_DATA TO PROCESS_.
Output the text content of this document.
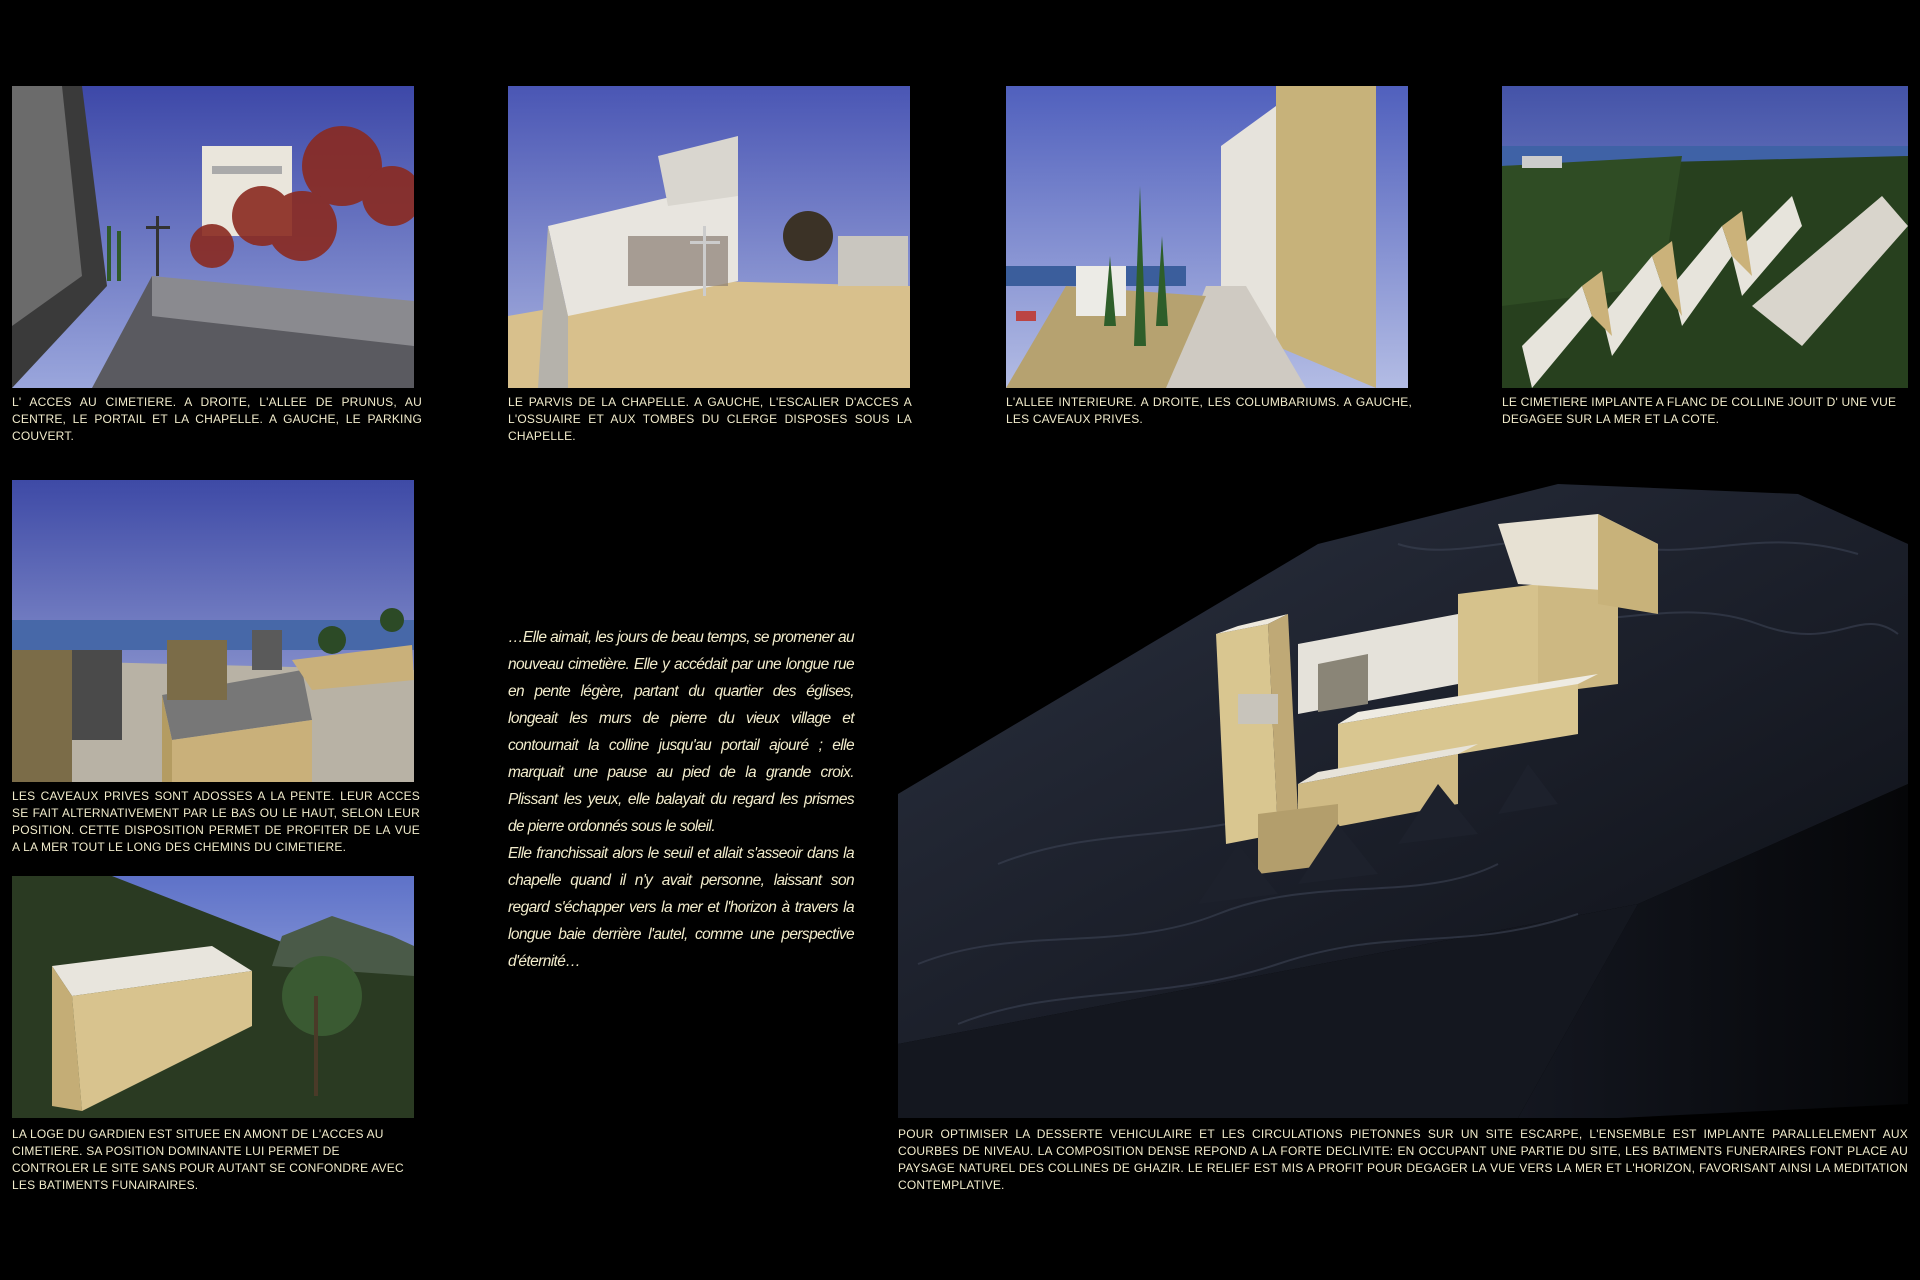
L' ACCES AU CIMETIERE. A DROITE, L'ALLEE DE PRUNUS, AU CENTRE, LE PORTAIL ET LA CHAPELLE. A GAUCHE, LE PARKING COUVERT.

LE PARVIS DE LA CHAPELLE. A GAUCHE, L'ESCALIER D'ACCES A L'OSSUAIRE ET AUX TOMBES DU CLERGE DISPOSES SOUS LA CHAPELLE.

L'ALLEE INTERIEURE. A DROITE, LES COLUMBARIUMS. A GAUCHE, LES CAVEAUX PRIVES.

LE CIMETIERE IMPLANTE A FLANC DE COLLINE JOUIT D' UNE VUE DEGAGEE SUR LA MER ET LA COTE.

LES CAVEAUX PRIVES SONT ADOSSES A LA PENTE. LEUR ACCES SE FAIT ALTERNATIVEMENT PAR LE BAS OU LE HAUT, SELON LEUR POSITION. CETTE DISPOSITION PERMET DE PROFITER DE LA VUE A LA MER TOUT LE LONG DES CHEMINS DU CIMETIERE.

LA LOGE DU GARDIEN EST SITUEE EN AMONT DE L'ACCES AU CIMETIERE. SA POSITION DOMINANTE LUI PERMET DE CONTROLER LE SITE SANS POUR AUTANT SE CONFONDRE AVEC LES BATIMENTS FUNAIRAIRES.

…Elle aimait, les jours de beau temps, se promener au nouveau cimetière. Elle y accédait par une longue rue en pente légère, partant du quartier des églises, longeait les murs de pierre du vieux village et contournait la colline jusqu'au portail ajouré ; elle marquait une pause au pied de la grande croix. Plissant les yeux, elle balayait du regard les prismes de pierre ordonnés sous le soleil.

Elle franchissait alors le seuil et allait s'asseoir dans la chapelle quand il n'y avait personne, laissant son regard s'échapper vers la mer et l'horizon à travers la longue baie derrière l'autel, comme une perspective d'éternité…

POUR OPTIMISER LA DESSERTE VEHICULAIRE ET LES CIRCULATIONS PIETONNES SUR UN SITE ESCARPE, L'ENSEMBLE EST IMPLANTE PARALLELEMENT AUX COURBES DE NIVEAU. LA COMPOSITION DENSE REPOND A LA FORTE DECLIVITE: EN OCCUPANT UNE PARTIE DU SITE, LES BATIMENTS FUNERAIRES FONT PLACE AU PAYSAGE NATUREL DES COLLINES DE GHAZIR. LE RELIEF EST MIS A PROFIT POUR DEGAGER LA VUE VERS LA MER ET L'HORIZON, FAVORISANT AINSI LA MEDITATION CONTEMPLATIVE.
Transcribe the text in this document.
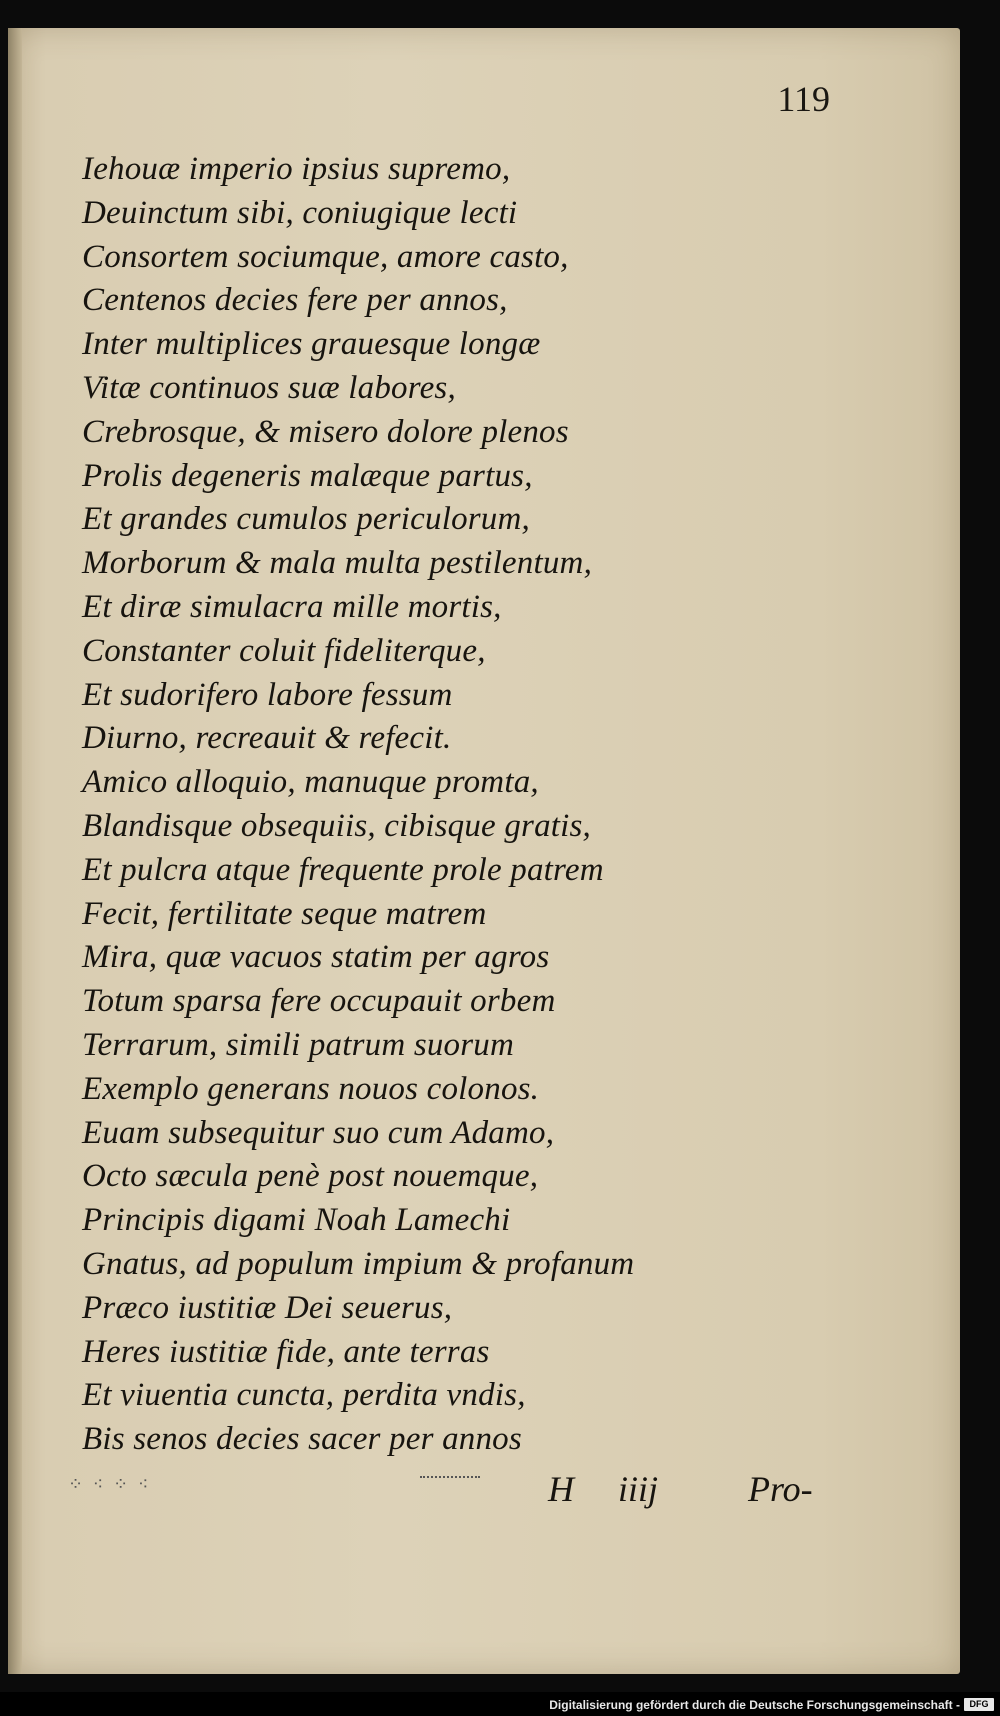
119
Iehouæ imperio ipsius supremo,
Deuinctum sibi, coniugique lecti
Consortem sociumque, amore casto,
Centenos decies fere per annos,
Inter multiplices grauesque longæ
Vitæ continuos suæ labores,
Crebrosque, & misero dolore plenos
Prolis degeneris malæque partus,
Et grandes cumulos periculorum,
Morborum & mala multa pestilentum,
Et diræ simulacra mille mortis,
Constanter coluit fideliterque,
Et sudorifero labore fessum
Diurno, recreauit & refecit.
Amico alloquio, manuque promta,
Blandisque obsequiis, cibisque gratis,
Et pulcra atque frequente prole patrem
Fecit, fertilitate seque matrem
Mira, quæ vacuos statim per agros
Totum sparsa fere occupauit orbem
Terrarum, simili patrum suorum
Exemplo generans nouos colonos.
Euam subsequitur suo cum Adamo,
Octo sæcula penè post nouemque,
Principis digami Noah Lamechi
Gnatus, ad populum impium & profanum
Præco iustitiæ Dei seuerus,
Heres iustitiæ fide, ante terras
Et viuentia cuncta, perdita vndis,
Bis senos decies sacer per annos
⁘ ⁖ ⁘ ⁖	H iiij Pro-
Digitalisierung gefördert durch die Deutsche Forschungsgemeinschaft -	DFG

_OBJECTIVE_. Scan the lines above for "SITE", then copy every one that has it.

_SOLUTION BELOW_.
LA LOGE DU GARDIEN EST SITUEE EN AMONT DE L'ACCES AU CIMETIERE. SA POSITION DOMINANTE LUI PERMET DE CONTROLER LE SITE SANS POUR AUTANT SE CONFONDRE AVEC LES BATIMENTS FUNAIRAIRES.
POUR OPTIMISER LA DESSERTE VEHICULAIRE ET LES CIRCULATIONS PIETONNES SUR UN SITE ESCARPE, L'ENSEMBLE EST IMPLANTE PARALLELEMENT AUX COURBES DE NIVEAU. LA COMPOSITION DENSE REPOND A LA FORTE DECLIVITE: EN OCCUPANT UNE PARTIE DU SITE, LES BATIMENTS FUNERAIRES FONT PLACE AU PAYSAGE NATUREL DES COLLINES DE GHAZIR. LE RELIEF EST MIS A PROFIT POUR DEGAGER LA VUE VERS LA MER ET L'HORIZON, FAVORISANT AINSI LA MEDITATION CONTEMPLATIVE.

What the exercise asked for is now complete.